SHORT TASK = Count every line that includes the string "Indians" in the entries that follow. Nothing besides the number is needed.

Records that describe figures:
----

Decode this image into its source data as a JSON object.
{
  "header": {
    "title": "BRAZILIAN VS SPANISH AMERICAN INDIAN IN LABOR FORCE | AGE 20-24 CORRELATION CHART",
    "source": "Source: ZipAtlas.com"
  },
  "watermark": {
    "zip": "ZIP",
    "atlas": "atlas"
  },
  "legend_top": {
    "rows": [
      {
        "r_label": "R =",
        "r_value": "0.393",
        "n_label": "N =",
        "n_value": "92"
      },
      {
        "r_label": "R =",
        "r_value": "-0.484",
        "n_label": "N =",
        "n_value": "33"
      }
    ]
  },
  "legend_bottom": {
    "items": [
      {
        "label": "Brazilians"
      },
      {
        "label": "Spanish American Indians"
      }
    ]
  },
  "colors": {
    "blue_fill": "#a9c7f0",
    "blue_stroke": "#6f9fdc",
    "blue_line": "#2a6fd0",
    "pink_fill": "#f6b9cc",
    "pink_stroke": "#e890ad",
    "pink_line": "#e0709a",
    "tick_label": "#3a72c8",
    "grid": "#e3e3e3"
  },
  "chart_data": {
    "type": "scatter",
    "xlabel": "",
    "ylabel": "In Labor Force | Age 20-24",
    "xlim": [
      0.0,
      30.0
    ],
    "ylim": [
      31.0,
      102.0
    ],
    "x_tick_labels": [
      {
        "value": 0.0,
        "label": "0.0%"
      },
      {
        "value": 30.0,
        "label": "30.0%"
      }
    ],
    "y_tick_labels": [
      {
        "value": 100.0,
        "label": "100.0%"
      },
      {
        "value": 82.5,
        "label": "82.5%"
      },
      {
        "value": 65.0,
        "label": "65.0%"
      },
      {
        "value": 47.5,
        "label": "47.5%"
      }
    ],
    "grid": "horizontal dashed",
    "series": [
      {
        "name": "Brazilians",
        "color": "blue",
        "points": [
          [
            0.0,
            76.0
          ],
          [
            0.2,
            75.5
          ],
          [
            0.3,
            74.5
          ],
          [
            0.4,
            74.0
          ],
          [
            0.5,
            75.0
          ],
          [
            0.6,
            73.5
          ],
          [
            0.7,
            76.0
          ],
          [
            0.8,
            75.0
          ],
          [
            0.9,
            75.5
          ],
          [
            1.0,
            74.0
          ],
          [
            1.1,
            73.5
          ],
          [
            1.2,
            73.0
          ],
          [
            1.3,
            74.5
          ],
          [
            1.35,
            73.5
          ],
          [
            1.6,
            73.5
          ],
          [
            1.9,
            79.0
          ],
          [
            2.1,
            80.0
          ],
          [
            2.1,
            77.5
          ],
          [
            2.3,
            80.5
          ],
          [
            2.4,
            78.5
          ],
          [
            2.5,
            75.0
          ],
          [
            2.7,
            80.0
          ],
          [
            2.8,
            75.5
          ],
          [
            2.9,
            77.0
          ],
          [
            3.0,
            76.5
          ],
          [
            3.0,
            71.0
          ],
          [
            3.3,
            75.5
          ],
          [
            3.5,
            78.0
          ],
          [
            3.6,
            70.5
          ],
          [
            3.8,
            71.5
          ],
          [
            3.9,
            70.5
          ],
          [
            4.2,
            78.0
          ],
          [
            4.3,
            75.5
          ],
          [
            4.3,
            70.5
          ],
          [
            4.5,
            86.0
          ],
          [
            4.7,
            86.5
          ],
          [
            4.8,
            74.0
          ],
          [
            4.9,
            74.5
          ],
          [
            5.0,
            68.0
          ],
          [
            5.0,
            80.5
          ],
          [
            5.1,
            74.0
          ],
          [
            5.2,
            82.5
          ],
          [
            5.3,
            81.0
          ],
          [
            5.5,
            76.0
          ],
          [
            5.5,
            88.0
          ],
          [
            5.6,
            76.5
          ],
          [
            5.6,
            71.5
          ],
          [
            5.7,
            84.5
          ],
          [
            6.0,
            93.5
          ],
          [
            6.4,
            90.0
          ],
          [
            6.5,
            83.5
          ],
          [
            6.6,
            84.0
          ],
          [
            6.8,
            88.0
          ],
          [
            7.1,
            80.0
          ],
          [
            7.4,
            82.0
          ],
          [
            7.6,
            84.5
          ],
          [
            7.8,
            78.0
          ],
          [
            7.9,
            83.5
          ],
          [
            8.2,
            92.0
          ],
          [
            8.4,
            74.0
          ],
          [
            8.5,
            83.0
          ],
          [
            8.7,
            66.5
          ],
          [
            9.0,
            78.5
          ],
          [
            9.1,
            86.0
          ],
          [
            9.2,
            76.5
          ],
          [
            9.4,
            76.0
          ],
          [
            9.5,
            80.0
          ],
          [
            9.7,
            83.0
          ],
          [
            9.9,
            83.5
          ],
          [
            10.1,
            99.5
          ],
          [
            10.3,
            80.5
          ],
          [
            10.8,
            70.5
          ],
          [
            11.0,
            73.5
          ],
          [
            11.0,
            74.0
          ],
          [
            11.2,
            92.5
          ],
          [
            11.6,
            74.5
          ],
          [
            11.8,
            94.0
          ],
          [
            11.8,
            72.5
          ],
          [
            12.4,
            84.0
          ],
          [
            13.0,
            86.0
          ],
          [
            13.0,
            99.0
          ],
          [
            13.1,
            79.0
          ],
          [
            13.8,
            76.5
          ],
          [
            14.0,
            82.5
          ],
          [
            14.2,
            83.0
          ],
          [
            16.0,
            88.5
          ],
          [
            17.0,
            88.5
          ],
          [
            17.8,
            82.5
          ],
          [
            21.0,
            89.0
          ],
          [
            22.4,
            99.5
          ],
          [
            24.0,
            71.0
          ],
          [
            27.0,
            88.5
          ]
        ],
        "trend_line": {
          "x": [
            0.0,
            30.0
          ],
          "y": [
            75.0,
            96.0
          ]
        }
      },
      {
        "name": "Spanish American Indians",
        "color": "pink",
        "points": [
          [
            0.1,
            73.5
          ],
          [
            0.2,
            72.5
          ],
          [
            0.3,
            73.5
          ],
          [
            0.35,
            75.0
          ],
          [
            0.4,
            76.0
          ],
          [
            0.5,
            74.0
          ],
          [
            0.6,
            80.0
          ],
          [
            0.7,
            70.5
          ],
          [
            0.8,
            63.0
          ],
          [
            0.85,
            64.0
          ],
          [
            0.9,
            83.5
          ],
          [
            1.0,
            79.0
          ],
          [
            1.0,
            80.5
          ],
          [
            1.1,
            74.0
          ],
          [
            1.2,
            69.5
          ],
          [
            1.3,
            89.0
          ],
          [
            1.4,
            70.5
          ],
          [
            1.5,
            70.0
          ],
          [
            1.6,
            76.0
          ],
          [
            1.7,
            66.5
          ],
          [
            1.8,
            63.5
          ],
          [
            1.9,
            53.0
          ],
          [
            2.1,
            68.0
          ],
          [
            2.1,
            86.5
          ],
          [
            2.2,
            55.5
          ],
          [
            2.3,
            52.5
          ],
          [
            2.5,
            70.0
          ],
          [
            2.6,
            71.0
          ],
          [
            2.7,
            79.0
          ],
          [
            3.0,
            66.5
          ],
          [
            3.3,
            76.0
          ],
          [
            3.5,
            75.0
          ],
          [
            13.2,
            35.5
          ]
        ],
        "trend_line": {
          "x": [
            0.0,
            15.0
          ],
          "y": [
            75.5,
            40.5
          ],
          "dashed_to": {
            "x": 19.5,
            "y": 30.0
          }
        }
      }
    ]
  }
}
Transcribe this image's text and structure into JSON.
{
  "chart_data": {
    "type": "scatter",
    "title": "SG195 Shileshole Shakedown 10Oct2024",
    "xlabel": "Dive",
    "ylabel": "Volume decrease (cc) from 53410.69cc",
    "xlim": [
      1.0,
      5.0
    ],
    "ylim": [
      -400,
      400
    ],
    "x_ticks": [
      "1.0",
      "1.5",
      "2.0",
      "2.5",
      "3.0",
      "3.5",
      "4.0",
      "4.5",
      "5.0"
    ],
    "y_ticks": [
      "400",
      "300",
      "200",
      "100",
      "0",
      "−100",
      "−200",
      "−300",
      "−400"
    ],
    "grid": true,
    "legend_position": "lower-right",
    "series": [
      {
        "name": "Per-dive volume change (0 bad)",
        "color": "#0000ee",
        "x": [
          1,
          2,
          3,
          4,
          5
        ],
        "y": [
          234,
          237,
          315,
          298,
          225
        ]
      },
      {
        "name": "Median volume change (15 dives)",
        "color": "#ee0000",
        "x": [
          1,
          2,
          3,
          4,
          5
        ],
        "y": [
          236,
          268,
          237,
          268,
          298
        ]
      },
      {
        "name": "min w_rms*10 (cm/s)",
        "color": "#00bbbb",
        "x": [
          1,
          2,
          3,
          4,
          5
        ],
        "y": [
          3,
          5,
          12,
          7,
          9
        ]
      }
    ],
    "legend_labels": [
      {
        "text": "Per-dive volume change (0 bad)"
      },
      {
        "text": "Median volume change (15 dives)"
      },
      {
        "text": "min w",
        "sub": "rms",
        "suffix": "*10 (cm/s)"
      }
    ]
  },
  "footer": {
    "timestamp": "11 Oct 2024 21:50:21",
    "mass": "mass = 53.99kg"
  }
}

----

THE SOLUTION = 2